Dataset entries on figures

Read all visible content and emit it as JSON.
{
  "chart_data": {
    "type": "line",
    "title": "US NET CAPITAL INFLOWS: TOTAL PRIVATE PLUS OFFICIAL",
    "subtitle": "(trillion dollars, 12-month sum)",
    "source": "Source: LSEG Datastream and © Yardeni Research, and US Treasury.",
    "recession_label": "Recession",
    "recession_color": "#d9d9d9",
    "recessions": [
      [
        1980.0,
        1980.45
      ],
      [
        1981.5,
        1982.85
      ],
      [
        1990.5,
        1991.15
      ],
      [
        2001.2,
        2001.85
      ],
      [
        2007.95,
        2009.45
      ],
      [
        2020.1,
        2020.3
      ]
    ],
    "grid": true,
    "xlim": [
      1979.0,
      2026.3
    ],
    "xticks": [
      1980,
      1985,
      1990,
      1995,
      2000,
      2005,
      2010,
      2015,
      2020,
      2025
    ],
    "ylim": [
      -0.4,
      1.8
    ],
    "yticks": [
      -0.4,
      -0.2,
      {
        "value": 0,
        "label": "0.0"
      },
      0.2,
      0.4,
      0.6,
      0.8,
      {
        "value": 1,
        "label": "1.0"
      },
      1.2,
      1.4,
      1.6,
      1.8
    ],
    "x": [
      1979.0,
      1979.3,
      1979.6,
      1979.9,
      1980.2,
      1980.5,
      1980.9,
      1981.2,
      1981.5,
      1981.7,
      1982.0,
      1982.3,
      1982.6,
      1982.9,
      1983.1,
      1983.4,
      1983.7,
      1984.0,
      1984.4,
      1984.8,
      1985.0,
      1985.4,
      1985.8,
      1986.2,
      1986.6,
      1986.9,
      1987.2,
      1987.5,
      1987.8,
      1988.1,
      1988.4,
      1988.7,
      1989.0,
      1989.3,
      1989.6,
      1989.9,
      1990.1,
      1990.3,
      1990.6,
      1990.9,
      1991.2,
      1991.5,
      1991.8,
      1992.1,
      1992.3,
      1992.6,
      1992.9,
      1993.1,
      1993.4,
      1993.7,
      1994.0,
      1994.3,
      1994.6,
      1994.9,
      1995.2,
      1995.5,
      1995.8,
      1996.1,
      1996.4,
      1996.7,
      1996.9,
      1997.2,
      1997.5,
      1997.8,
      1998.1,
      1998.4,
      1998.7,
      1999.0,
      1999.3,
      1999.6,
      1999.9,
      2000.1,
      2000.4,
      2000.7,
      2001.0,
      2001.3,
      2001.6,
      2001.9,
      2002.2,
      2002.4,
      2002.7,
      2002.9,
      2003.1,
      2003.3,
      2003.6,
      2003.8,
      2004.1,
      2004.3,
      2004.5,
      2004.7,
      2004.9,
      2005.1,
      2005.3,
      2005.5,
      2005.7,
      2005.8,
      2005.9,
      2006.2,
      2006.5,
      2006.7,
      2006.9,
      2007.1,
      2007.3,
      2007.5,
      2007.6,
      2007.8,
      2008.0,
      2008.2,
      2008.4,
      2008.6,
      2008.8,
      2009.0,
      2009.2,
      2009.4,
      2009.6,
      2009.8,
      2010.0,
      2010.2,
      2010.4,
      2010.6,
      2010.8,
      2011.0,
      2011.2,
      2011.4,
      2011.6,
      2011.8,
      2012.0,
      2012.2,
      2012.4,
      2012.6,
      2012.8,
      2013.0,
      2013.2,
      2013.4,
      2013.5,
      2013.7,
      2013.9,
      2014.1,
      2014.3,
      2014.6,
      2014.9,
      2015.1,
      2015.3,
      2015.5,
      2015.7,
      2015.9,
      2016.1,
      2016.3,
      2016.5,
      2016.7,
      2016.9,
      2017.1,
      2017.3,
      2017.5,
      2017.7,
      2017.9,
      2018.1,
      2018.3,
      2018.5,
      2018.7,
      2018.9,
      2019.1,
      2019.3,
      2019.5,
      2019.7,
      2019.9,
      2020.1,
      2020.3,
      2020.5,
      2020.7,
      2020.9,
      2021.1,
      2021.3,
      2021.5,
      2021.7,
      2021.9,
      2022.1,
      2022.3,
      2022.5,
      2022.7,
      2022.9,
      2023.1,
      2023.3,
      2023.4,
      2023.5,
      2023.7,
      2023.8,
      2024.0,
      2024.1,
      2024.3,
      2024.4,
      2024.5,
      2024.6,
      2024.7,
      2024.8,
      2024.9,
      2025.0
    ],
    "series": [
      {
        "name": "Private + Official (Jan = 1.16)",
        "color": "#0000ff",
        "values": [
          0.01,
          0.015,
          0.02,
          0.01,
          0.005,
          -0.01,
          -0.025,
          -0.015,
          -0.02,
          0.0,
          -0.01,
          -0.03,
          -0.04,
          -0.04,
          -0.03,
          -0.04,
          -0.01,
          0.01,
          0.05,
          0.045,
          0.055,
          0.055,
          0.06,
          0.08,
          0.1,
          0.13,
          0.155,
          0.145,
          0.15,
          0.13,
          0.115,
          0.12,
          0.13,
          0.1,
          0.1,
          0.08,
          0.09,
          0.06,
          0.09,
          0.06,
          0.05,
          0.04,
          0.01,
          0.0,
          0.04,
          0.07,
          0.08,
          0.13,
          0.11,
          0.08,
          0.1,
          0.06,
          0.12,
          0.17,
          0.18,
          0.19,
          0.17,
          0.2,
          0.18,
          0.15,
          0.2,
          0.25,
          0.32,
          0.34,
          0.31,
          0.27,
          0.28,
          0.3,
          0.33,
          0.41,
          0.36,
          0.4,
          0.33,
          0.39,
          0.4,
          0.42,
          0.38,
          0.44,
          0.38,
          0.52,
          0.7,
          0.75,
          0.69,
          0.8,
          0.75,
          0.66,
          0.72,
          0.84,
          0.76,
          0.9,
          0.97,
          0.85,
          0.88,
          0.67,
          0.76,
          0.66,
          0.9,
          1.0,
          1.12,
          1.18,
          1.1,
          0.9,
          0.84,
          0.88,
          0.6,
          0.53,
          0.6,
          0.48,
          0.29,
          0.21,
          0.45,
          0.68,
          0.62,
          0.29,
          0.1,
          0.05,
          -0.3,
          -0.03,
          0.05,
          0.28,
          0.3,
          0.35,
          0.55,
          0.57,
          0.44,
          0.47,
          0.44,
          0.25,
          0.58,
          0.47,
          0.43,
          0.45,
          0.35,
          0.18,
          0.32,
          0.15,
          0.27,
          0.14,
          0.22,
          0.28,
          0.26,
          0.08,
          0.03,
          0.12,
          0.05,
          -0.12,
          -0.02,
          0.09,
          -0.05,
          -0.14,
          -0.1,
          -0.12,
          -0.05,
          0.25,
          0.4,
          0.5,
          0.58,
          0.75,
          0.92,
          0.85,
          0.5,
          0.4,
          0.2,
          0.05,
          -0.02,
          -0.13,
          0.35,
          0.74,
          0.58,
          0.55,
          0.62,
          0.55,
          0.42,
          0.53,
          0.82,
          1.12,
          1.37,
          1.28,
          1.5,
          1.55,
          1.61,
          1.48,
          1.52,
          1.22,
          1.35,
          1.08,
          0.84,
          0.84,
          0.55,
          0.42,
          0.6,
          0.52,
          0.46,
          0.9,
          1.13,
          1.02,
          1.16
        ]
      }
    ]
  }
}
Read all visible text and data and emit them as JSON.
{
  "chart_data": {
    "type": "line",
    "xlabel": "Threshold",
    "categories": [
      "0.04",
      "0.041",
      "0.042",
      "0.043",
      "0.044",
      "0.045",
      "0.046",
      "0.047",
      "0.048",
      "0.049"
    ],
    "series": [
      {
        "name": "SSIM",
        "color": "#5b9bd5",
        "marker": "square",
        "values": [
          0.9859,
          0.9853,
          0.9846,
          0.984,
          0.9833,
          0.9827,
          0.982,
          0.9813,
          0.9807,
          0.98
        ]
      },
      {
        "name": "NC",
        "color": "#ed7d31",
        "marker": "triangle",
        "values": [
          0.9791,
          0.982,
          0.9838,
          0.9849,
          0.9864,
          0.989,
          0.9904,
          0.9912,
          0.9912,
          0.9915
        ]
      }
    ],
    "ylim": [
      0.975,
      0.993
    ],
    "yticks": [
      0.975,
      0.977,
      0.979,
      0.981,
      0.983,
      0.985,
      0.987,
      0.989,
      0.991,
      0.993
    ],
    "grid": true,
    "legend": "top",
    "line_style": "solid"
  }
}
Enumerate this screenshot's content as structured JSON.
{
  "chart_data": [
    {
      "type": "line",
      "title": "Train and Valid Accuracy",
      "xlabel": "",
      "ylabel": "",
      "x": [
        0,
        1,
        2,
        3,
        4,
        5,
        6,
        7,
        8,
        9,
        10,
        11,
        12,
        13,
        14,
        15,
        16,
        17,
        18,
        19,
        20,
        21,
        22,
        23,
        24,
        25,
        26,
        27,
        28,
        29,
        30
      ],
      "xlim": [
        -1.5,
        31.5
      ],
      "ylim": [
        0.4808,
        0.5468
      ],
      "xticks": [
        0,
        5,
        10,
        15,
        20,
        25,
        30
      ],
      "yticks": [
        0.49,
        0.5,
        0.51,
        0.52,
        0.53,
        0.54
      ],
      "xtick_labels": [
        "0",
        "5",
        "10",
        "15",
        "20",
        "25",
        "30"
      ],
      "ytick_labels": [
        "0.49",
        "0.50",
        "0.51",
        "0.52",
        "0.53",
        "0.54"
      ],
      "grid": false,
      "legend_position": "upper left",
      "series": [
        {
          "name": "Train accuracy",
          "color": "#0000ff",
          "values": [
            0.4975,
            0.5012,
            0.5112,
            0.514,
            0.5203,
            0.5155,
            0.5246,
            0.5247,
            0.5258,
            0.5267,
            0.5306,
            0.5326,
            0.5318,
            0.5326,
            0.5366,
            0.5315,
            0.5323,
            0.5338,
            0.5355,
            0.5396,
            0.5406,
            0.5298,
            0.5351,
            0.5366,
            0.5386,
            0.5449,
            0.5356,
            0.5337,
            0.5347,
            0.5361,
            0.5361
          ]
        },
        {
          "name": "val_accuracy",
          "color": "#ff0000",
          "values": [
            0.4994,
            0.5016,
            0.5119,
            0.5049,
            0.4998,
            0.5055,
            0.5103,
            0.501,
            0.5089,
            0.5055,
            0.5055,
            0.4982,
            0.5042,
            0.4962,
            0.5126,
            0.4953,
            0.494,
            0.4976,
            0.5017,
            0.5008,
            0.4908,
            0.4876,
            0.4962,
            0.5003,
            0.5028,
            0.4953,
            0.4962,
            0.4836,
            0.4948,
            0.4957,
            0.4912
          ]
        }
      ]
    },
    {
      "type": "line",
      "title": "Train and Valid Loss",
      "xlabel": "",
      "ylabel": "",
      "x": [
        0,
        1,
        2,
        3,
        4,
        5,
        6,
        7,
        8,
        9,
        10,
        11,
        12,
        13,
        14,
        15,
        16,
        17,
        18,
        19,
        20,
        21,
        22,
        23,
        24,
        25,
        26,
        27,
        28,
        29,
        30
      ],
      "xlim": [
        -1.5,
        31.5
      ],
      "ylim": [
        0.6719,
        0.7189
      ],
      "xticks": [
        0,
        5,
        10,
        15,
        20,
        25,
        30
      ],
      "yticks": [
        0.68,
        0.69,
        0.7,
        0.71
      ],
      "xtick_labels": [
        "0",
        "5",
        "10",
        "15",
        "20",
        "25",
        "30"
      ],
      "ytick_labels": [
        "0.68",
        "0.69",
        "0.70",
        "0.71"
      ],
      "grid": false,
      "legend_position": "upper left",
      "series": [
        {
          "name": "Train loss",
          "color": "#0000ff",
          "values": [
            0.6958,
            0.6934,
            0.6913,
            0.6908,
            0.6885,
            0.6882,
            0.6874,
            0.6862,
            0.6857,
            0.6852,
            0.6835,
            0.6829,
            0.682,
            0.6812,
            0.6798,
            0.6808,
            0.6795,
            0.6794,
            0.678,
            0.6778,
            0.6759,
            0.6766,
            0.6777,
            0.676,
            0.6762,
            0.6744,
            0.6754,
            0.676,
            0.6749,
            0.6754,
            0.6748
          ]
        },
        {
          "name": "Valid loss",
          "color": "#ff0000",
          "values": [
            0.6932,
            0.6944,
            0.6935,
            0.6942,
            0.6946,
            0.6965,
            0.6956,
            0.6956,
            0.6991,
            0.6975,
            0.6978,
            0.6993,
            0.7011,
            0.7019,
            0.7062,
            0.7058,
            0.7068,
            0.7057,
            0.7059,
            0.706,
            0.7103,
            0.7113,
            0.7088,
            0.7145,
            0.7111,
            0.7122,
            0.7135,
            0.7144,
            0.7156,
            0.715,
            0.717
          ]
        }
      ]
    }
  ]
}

SHORT PROBLEM
Check every line of the listing for the string "JSON" and report how many lines have it, as a number alone.

TASK RESULT
3